Your instructions: Write out the entries below once more, exactly.

Data entries:
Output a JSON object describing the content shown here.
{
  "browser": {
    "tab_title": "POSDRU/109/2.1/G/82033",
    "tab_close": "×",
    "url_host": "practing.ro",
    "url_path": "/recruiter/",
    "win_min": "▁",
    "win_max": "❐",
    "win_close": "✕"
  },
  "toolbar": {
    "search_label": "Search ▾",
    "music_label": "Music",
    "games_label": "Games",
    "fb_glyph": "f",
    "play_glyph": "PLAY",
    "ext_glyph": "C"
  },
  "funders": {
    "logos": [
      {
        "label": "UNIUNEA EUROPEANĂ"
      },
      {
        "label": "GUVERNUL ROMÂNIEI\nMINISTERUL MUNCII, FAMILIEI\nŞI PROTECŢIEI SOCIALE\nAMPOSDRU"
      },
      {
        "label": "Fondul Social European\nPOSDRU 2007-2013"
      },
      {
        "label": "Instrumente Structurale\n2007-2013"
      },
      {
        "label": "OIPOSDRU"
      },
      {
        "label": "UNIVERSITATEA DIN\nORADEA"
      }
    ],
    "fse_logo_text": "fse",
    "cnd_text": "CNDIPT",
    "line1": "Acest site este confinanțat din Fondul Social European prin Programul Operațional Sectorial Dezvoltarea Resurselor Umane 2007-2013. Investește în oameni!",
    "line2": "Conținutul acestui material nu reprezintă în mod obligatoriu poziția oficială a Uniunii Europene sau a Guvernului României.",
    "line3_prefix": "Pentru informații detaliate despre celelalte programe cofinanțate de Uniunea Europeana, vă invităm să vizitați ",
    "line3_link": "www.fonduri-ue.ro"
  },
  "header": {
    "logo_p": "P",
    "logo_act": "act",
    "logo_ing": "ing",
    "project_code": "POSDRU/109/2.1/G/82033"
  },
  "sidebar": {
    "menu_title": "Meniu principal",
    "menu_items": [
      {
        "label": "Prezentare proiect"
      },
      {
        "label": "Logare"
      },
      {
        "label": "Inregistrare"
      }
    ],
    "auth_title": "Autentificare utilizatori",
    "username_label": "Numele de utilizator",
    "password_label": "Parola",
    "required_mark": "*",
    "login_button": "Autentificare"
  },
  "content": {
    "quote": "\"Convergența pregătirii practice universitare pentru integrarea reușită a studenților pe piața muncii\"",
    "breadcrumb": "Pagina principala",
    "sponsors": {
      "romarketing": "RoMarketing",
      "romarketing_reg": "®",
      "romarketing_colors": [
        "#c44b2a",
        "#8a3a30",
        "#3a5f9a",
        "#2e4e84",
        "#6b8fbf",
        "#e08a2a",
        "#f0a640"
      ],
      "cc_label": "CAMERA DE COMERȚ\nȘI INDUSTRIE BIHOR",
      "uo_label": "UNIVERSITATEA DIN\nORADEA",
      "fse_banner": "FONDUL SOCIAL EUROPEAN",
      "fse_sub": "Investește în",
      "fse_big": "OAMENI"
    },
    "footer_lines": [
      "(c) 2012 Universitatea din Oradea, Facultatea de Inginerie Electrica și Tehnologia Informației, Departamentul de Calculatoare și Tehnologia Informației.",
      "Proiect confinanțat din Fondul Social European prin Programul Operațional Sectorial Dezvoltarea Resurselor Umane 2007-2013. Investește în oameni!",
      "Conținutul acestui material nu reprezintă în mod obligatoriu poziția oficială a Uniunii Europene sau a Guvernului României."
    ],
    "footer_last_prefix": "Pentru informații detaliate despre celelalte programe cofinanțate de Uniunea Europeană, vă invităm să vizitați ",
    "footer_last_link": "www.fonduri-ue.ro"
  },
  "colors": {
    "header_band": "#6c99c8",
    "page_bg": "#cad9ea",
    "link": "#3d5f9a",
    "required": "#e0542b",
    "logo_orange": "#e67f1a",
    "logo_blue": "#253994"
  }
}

Exercise solution:
Output a JSON object describing the content shown here.
{
  "browser": {
    "tab_title": "POSDRU/109/2.1/G/82033",
    "tab_close": "×",
    "url_host": "practing.ro",
    "url_path": "/recruiter/",
    "win_min": "▁",
    "win_max": "❐",
    "win_close": "✕"
  },
  "toolbar": {
    "search_label": "Search ▾",
    "music_label": "Music",
    "games_label": "Games",
    "fb_glyph": "f",
    "play_glyph": "PLAY",
    "ext_glyph": "C"
  },
  "funders": {
    "logos": [
      {
        "label": "UNIUNEA EUROPEANĂ"
      },
      {
        "label": "GUVERNUL ROMÂNIEI\nMINISTERUL MUNCII, FAMILIEI\nŞI PROTECŢIEI SOCIALE\nAMPOSDRU"
      },
      {
        "label": "Fondul Social European\nPOSDRU 2007-2013"
      },
      {
        "label": "Instrumente Structurale\n2007-2013"
      },
      {
        "label": "OIPOSDRU"
      },
      {
        "label": "UNIVERSITATEA DIN\nORADEA"
      }
    ],
    "fse_logo_text": "fse",
    "cnd_text": "CNDIPT",
    "line1": "Acest site este confinanțat din Fondul Social European prin Programul Operațional Sectorial Dezvoltarea Resurselor Umane 2007-2013. Investește în oameni!",
    "line2": "Conținutul acestui material nu reprezintă în mod obligatoriu poziția oficială a Uniunii Europene sau a Guvernului României.",
    "line3_prefix": "Pentru informații detaliate despre celelalte programe cofinanțate de Uniunea Europeana, vă invităm să vizitați ",
    "line3_link": "www.fonduri-ue.ro"
  },
  "header": {
    "logo_p": "P",
    "logo_act": "act",
    "logo_ing": "ing",
    "project_code": "POSDRU/109/2.1/G/82033"
  },
  "sidebar": {
    "menu_title": "Meniu principal",
    "menu_items": [
      {
        "label": "Prezentare proiect"
      },
      {
        "label": "Logare"
      },
      {
        "label": "Inregistrare"
      }
    ],
    "auth_title": "Autentificare utilizatori",
    "username_label": "Numele de utilizator",
    "password_label": "Parola",
    "required_mark": "*",
    "login_button": "Autentificare"
  },
  "content": {
    "quote": "\"Convergența pregătirii practice universitare pentru integrarea reușită a studenților pe piața muncii\"",
    "breadcrumb": "Pagina principala",
    "sponsors": {
      "romarketing": "RoMarketing",
      "romarketing_reg": "®",
      "romarketing_colors": [
        "#c44b2a",
        "#8a3a30",
        "#3a5f9a",
        "#2e4e84",
        "#6b8fbf",
        "#e08a2a",
        "#f0a640"
      ],
      "cc_label": "CAMERA DE COMERȚ\nȘI INDUSTRIE BIHOR",
      "uo_label": "UNIVERSITATEA DIN\nORADEA",
      "fse_banner": "FONDUL SOCIAL EUROPEAN",
      "fse_sub": "Investește în",
      "fse_big": "OAMENI"
    },
    "footer_lines": [
      "(c) 2012 Universitatea din Oradea, Facultatea de Inginerie Electrica și Tehnologia Informației, Departamentul de Calculatoare și Tehnologia Informației.",
      "Proiect confinanțat din Fondul Social European prin Programul Operațional Sectorial Dezvoltarea Resurselor Umane 2007-2013. Investește în oameni!",
      "Conținutul acestui material nu reprezintă în mod obligatoriu poziția oficială a Uniunii Europene sau a Guvernului României."
    ],
    "footer_last_prefix": "Pentru informații detaliate despre celelalte programe cofinanțate de Uniunea Europeană, vă invităm să vizitați ",
    "footer_last_link": "www.fonduri-ue.ro"
  },
  "colors": {
    "header_band": "#6c99c8",
    "page_bg": "#cad9ea",
    "link": "#3d5f9a",
    "required": "#e0542b",
    "logo_orange": "#e67f1a",
    "logo_blue": "#253994"
  }
}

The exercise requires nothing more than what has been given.